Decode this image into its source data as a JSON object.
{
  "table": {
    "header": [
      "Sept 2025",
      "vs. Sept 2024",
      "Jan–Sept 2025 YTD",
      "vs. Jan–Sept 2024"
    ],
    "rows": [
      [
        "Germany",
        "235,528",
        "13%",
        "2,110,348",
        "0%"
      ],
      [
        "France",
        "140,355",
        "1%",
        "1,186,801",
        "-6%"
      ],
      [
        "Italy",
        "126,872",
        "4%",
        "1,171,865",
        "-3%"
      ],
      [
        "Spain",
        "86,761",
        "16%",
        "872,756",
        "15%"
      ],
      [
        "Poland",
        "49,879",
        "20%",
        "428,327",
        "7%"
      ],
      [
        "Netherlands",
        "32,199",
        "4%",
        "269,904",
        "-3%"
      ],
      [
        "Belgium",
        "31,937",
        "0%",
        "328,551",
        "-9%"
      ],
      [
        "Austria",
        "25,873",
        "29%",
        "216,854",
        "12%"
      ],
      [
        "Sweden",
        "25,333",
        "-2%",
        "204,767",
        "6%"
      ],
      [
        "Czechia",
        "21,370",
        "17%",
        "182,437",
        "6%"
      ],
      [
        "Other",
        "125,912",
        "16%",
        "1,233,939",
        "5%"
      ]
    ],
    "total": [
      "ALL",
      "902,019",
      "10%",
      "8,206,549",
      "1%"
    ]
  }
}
= = = =
**Exercise instructions**
Return each line of the data exactly as written above.

**Result**
Decode this image into its source data as a JSON object.
{
  "table": {
    "header": [
      "Sept 2025",
      "vs. Sept 2024",
      "Jan–Sept 2025 YTD",
      "vs. Jan–Sept 2024"
    ],
    "rows": [
      [
        "Germany",
        "235,528",
        "13%",
        "2,110,348",
        "0%"
      ],
      [
        "France",
        "140,355",
        "1%",
        "1,186,801",
        "-6%"
      ],
      [
        "Italy",
        "126,872",
        "4%",
        "1,171,865",
        "-3%"
      ],
      [
        "Spain",
        "86,761",
        "16%",
        "872,756",
        "15%"
      ],
      [
        "Poland",
        "49,879",
        "20%",
        "428,327",
        "7%"
      ],
      [
        "Netherlands",
        "32,199",
        "4%",
        "269,904",
        "-3%"
      ],
      [
        "Belgium",
        "31,937",
        "0%",
        "328,551",
        "-9%"
      ],
      [
        "Austria",
        "25,873",
        "29%",
        "216,854",
        "12%"
      ],
      [
        "Sweden",
        "25,333",
        "-2%",
        "204,767",
        "6%"
      ],
      [
        "Czechia",
        "21,370",
        "17%",
        "182,437",
        "6%"
      ],
      [
        "Other",
        "125,912",
        "16%",
        "1,233,939",
        "5%"
      ]
    ],
    "total": [
      "ALL",
      "902,019",
      "10%",
      "8,206,549",
      "1%"
    ]
  }
}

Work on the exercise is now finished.